◆ **SUPPLIED DATA**:
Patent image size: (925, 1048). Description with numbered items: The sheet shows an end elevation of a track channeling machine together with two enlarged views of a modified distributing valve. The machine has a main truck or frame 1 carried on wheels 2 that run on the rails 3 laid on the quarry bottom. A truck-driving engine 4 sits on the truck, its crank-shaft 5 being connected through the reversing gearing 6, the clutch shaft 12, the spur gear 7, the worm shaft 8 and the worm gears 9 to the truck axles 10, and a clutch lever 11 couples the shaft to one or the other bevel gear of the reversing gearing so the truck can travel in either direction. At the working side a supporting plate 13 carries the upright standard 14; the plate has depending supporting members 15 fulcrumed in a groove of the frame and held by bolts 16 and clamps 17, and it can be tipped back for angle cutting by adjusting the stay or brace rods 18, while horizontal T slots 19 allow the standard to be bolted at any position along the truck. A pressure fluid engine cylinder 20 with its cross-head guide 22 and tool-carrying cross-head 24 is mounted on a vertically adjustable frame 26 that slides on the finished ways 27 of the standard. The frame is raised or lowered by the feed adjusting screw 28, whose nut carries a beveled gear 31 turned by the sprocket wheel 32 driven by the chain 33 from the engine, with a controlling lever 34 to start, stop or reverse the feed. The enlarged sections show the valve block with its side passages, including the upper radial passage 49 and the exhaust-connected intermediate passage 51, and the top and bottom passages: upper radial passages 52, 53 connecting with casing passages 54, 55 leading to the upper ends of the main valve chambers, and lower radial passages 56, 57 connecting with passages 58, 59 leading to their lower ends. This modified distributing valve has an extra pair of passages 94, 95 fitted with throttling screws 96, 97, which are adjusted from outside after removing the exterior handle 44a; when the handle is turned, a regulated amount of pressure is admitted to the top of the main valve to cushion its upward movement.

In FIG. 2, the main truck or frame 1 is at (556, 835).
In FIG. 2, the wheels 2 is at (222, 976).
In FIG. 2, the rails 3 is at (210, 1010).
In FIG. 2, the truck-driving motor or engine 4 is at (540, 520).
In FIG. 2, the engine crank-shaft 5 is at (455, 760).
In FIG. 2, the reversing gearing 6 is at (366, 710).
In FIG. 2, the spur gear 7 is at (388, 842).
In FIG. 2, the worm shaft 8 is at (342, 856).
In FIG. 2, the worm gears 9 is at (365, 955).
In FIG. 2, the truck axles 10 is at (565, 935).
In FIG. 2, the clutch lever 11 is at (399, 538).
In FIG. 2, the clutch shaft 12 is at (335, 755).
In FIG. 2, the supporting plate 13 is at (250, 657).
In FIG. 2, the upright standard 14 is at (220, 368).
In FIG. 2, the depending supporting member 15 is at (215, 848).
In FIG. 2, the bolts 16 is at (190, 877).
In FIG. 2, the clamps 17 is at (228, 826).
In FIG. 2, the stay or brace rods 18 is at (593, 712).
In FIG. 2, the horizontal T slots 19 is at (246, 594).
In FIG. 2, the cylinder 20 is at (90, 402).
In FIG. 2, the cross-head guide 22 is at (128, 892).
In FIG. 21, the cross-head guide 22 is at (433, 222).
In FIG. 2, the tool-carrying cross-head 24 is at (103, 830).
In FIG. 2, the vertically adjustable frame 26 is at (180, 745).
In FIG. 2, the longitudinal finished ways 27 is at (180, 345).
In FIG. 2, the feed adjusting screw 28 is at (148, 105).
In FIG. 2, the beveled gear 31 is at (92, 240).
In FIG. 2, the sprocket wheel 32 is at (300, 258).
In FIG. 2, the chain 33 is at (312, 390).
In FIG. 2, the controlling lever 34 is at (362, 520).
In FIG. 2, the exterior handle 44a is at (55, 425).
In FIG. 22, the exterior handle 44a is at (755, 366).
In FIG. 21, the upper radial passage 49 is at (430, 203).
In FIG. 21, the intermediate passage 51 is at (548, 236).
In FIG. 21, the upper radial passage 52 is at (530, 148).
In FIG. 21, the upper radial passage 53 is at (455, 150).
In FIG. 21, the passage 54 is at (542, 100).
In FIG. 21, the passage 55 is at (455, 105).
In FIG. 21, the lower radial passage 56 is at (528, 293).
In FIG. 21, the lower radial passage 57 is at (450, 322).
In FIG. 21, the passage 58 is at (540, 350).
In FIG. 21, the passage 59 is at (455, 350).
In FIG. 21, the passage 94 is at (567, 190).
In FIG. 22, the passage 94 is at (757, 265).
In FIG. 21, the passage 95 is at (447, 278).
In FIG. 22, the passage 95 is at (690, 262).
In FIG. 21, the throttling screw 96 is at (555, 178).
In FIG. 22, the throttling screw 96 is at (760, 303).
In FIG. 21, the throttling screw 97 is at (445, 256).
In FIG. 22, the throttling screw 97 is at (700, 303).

◆ **PROBLEM DESCRIPTION**: Recast the material above, from its first line through the line containing "In FIG. 2, the rails 3 is at (210, 1010)." (both included), as a Markdown table with the columns Row and Line. Give each line a row number and leave out blank lines.

◆ **CORRECT OUTPUT**:
| Row | Line |
|---|---|
| 1 | Patent image size: (925, 1048). Description with numbered items: The sheet shows an end elevation of a track channeling machine together with two enlarged views of a modified distributing valve. The machine has a main truck or frame 1 carried on wheels 2 that run on the rails 3 laid on the quarry bottom. A truck-driving engine 4 sits on the truck, its crank-shaft 5 being connected through the reversing gearing 6, the clutch shaft 12, the spur gear 7, the worm shaft 8 and the worm gears 9 to the truck axles 10, and a clutch lever 11 couples the shaft to one or the other bevel gear of the reversing gearing so the truck can travel in either direction. At the working side a supporting plate 13 carries the upright standard 14; the plate has depending supporting members 15 fulcrumed in a groove of the frame and held by bolts 16 and clamps 17, and it can be tipped back for angle cutting by adjusting the stay or brace rods 18, while horizontal T slots 19 allow the standard to be bolted at any position along the truck. A pressure fluid engine cylinder 20 with its cross-head guide 22 and tool-carrying cross-head 24 is mounted on a vertically adjustable frame 26 that slides on the finished ways 27 of the standard. The frame is raised or lowered by the feed adjusting screw 28, whose nut carries a beveled gear 31 turned by the sprocket wheel 32 driven by the chain 33 from the engine, with a controlling lever 34 to start, stop or reverse the feed. The enlarged sections show the valve block with its side passages, including the upper radial passage 49 and the exhaust-connected intermediate passage 51, and the top and bottom passages: upper radial passages 52, 53 connecting with casing passages 54, 55 leading to the upper ends of the main valve chambers, and lower radial passages 56, 57 connecting with passages 58, 59 leading to their lower ends. This modified distributing valve has an extra pair of passages 94, 95 fitted with throttling screws 96, 97, which are adjusted from outside after removing the exterior handle 44a; when the handle is turned, a regulated amount of pressure is admitted to the top of the main valve to cushion its upward movement. |
| 2 | In FIG. 2, the main truck or frame 1 is at (556, 835). |
| 3 | In FIG. 2, the wheels 2 is at (222, 976). |
| 4 | In FIG. 2, the rails 3 is at (210, 1010). |